··· Record list ···

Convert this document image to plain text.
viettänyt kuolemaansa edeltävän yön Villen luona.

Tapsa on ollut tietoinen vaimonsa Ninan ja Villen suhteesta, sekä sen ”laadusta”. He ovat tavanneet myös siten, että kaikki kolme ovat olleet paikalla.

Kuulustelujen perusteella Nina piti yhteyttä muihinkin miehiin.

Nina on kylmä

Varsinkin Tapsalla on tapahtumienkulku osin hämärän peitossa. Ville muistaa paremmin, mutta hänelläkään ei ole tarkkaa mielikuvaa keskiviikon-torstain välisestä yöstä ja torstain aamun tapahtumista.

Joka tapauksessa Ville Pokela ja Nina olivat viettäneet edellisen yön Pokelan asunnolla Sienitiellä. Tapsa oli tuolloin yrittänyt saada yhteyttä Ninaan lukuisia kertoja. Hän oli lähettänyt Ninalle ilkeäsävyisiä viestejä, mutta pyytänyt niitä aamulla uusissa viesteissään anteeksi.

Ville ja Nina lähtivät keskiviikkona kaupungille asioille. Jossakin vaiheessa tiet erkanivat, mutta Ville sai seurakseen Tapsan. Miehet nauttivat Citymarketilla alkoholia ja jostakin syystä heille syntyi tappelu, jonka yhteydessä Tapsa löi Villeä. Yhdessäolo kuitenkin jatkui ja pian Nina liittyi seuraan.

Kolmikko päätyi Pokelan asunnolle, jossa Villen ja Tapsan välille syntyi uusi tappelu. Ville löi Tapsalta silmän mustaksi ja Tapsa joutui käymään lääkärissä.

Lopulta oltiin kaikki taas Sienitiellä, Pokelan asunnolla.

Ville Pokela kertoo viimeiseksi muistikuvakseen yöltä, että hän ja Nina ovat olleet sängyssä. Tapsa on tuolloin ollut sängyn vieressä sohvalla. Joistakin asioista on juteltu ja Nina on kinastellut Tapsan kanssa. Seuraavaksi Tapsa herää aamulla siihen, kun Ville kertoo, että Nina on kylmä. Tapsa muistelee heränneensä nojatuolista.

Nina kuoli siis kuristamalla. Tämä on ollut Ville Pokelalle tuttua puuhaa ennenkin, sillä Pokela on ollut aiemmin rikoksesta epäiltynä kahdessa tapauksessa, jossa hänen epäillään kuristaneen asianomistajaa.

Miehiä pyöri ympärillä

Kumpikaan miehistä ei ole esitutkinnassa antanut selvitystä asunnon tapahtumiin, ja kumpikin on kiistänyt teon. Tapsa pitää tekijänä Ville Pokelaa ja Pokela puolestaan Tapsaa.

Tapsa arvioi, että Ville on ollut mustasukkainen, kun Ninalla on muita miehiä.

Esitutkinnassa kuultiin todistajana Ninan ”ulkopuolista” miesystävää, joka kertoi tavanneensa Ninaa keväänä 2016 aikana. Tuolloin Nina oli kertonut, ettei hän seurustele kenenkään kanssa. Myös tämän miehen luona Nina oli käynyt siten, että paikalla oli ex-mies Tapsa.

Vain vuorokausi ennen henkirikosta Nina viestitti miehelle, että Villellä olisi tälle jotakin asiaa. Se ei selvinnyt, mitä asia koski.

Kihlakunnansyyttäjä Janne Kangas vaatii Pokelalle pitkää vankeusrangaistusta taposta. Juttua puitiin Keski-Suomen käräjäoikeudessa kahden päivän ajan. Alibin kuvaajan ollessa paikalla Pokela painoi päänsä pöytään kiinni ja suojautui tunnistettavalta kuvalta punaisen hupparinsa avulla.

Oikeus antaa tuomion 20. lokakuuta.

···

The request ▸ Copy out all lines above that include the string "tapauksessa".

In response ▸
Joka tapauksessa Ville Pokela ja Nina olivat viettäneet edellisen yön Pokelan asunnolla Sienitiellä. Tapsa oli tuolloin yrittänyt saada yhteyttä Ninaan lukuisia kertoja. Hän oli lähettänyt Ninalle ilkeäsävyisiä viestejä, mutta pyytänyt niitä aamulla uusissa viesteissään anteeksi.
Nina kuoli siis kuristamalla. Tämä on ollut Ville Pokelalle tuttua puuhaa ennenkin, sillä Pokela on ollut aiemmin rikoksesta epäiltynä kahdessa tapauksessa, jossa hänen epäillään kuristaneen asianomistajaa.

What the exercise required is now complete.